--- START ---

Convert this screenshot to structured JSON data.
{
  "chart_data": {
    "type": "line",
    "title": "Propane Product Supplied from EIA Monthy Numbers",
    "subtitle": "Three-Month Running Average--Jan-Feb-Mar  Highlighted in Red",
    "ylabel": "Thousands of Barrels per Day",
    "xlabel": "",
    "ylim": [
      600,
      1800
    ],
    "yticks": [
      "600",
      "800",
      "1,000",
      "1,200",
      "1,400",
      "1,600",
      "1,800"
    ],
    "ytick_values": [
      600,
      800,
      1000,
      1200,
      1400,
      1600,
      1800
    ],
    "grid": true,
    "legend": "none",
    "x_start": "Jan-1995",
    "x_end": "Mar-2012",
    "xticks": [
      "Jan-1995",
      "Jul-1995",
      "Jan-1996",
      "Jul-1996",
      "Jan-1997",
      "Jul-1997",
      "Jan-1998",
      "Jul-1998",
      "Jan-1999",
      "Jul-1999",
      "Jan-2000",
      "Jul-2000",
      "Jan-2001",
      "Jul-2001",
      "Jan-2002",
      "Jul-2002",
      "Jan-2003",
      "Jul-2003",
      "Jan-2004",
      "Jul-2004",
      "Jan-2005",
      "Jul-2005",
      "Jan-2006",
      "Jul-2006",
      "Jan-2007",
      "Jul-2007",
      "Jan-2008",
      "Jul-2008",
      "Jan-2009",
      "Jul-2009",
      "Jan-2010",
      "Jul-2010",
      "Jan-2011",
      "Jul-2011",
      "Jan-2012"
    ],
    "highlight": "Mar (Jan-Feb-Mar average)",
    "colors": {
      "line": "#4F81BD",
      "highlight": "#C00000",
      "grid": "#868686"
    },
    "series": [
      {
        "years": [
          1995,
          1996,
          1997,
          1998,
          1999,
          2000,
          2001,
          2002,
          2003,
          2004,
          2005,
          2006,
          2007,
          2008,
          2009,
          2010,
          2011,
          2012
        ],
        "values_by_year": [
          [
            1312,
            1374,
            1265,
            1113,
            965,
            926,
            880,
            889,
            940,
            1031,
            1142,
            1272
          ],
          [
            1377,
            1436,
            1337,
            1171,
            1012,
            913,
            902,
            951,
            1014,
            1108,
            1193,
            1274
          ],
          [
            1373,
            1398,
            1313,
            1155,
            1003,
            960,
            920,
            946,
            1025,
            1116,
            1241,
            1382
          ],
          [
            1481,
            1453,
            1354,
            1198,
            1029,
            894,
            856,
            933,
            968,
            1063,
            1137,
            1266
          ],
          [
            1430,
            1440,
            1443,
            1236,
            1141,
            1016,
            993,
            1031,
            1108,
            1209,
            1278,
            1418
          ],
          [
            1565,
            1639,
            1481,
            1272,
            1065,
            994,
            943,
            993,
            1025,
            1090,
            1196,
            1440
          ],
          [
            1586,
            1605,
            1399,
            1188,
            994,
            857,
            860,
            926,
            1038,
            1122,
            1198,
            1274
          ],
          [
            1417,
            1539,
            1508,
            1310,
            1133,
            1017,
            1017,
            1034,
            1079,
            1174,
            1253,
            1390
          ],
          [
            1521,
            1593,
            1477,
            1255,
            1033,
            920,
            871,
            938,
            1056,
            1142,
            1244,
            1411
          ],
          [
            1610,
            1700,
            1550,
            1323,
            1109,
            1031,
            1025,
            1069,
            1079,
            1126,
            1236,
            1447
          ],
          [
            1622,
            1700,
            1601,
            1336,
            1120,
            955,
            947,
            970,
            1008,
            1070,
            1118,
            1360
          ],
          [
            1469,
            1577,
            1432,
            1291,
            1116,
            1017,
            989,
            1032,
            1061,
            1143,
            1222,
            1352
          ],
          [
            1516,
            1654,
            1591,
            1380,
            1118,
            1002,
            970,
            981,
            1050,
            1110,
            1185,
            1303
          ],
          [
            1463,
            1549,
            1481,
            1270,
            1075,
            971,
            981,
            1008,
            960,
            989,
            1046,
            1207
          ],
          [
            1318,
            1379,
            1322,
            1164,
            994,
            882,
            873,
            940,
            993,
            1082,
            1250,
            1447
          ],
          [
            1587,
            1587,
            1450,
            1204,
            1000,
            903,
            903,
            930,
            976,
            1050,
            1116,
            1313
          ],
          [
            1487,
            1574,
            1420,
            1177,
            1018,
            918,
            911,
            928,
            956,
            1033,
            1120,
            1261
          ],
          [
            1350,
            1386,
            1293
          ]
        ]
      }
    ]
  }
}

--- END ---

▶ [TASK PROMPT] Copy the records above exactly.

▶ [FINISHED TASK]
Convert this screenshot to structured JSON data.
{
  "chart_data": {
    "type": "line",
    "title": "Propane Product Supplied from EIA Monthy Numbers",
    "subtitle": "Three-Month Running Average--Jan-Feb-Mar  Highlighted in Red",
    "ylabel": "Thousands of Barrels per Day",
    "xlabel": "",
    "ylim": [
      600,
      1800
    ],
    "yticks": [
      "600",
      "800",
      "1,000",
      "1,200",
      "1,400",
      "1,600",
      "1,800"
    ],
    "ytick_values": [
      600,
      800,
      1000,
      1200,
      1400,
      1600,
      1800
    ],
    "grid": true,
    "legend": "none",
    "x_start": "Jan-1995",
    "x_end": "Mar-2012",
    "xticks": [
      "Jan-1995",
      "Jul-1995",
      "Jan-1996",
      "Jul-1996",
      "Jan-1997",
      "Jul-1997",
      "Jan-1998",
      "Jul-1998",
      "Jan-1999",
      "Jul-1999",
      "Jan-2000",
      "Jul-2000",
      "Jan-2001",
      "Jul-2001",
      "Jan-2002",
      "Jul-2002",
      "Jan-2003",
      "Jul-2003",
      "Jan-2004",
      "Jul-2004",
      "Jan-2005",
      "Jul-2005",
      "Jan-2006",
      "Jul-2006",
      "Jan-2007",
      "Jul-2007",
      "Jan-2008",
      "Jul-2008",
      "Jan-2009",
      "Jul-2009",
      "Jan-2010",
      "Jul-2010",
      "Jan-2011",
      "Jul-2011",
      "Jan-2012"
    ],
    "highlight": "Mar (Jan-Feb-Mar average)",
    "colors": {
      "line": "#4F81BD",
      "highlight": "#C00000",
      "grid": "#868686"
    },
    "series": [
      {
        "years": [
          1995,
          1996,
          1997,
          1998,
          1999,
          2000,
          2001,
          2002,
          2003,
          2004,
          2005,
          2006,
          2007,
          2008,
          2009,
          2010,
          2011,
          2012
        ],
        "values_by_year": [
          [
            1312,
            1374,
            1265,
            1113,
            965,
            926,
            880,
            889,
            940,
            1031,
            1142,
            1272
          ],
          [
            1377,
            1436,
            1337,
            1171,
            1012,
            913,
            902,
            951,
            1014,
            1108,
            1193,
            1274
          ],
          [
            1373,
            1398,
            1313,
            1155,
            1003,
            960,
            920,
            946,
            1025,
            1116,
            1241,
            1382
          ],
          [
            1481,
            1453,
            1354,
            1198,
            1029,
            894,
            856,
            933,
            968,
            1063,
            1137,
            1266
          ],
          [
            1430,
            1440,
            1443,
            1236,
            1141,
            1016,
            993,
            1031,
            1108,
            1209,
            1278,
            1418
          ],
          [
            1565,
            1639,
            1481,
            1272,
            1065,
            994,
            943,
            993,
            1025,
            1090,
            1196,
            1440
          ],
          [
            1586,
            1605,
            1399,
            1188,
            994,
            857,
            860,
            926,
            1038,
            1122,
            1198,
            1274
          ],
          [
            1417,
            1539,
            1508,
            1310,
            1133,
            1017,
            1017,
            1034,
            1079,
            1174,
            1253,
            1390
          ],
          [
            1521,
            1593,
            1477,
            1255,
            1033,
            920,
            871,
            938,
            1056,
            1142,
            1244,
            1411
          ],
          [
            1610,
            1700,
            1550,
            1323,
            1109,
            1031,
            1025,
            1069,
            1079,
            1126,
            1236,
            1447
          ],
          [
            1622,
            1700,
            1601,
            1336,
            1120,
            955,
            947,
            970,
            1008,
            1070,
            1118,
            1360
          ],
          [
            1469,
            1577,
            1432,
            1291,
            1116,
            1017,
            989,
            1032,
            1061,
            1143,
            1222,
            1352
          ],
          [
            1516,
            1654,
            1591,
            1380,
            1118,
            1002,
            970,
            981,
            1050,
            1110,
            1185,
            1303
          ],
          [
            1463,
            1549,
            1481,
            1270,
            1075,
            971,
            981,
            1008,
            960,
            989,
            1046,
            1207
          ],
          [
            1318,
            1379,
            1322,
            1164,
            994,
            882,
            873,
            940,
            993,
            1082,
            1250,
            1447
          ],
          [
            1587,
            1587,
            1450,
            1204,
            1000,
            903,
            903,
            930,
            976,
            1050,
            1116,
            1313
          ],
          [
            1487,
            1574,
            1420,
            1177,
            1018,
            918,
            911,
            928,
            956,
            1033,
            1120,
            1261
          ],
          [
            1350,
            1386,
            1293
          ]
        ]
      }
    ]
  }
}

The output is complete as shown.